TASK TO CARRY OUT: Copy each line below that contains "Slurp".

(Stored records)
○ ○ ○
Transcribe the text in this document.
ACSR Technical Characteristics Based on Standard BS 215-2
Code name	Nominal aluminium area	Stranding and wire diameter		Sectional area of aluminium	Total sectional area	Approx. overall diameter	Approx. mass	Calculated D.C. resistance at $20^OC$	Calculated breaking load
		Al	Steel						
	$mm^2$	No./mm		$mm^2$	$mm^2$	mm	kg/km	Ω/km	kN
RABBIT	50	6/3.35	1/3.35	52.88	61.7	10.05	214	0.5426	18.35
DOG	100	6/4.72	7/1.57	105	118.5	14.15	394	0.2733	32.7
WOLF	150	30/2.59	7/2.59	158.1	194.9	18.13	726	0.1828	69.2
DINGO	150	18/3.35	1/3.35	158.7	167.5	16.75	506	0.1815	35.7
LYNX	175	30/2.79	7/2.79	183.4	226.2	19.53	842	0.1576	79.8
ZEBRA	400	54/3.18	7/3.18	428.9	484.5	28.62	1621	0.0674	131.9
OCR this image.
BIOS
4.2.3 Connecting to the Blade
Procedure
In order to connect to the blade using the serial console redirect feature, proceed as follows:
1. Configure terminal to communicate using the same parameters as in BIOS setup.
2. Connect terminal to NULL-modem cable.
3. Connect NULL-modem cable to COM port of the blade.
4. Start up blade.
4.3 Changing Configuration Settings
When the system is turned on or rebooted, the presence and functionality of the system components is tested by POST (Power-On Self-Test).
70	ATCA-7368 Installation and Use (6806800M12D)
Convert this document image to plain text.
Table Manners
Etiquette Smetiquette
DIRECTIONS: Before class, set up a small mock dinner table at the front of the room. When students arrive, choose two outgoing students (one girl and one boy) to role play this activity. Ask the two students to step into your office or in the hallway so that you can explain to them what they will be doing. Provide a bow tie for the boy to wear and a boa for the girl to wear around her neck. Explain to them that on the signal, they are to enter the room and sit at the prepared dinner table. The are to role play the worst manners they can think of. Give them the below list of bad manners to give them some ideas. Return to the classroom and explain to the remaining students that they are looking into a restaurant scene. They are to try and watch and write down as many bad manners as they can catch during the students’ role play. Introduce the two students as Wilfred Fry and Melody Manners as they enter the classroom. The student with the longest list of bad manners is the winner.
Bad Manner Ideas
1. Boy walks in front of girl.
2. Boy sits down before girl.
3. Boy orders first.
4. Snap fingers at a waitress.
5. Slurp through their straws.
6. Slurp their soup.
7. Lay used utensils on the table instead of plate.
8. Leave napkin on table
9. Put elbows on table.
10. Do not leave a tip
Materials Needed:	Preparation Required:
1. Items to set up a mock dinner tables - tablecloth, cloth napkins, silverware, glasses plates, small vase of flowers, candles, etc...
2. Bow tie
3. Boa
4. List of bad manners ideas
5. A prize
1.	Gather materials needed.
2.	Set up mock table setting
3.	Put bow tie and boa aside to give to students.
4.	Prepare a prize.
○ ○ ○
RESULT OF THE TASK:
5. Slurp through their straws.
6. Slurp their soup.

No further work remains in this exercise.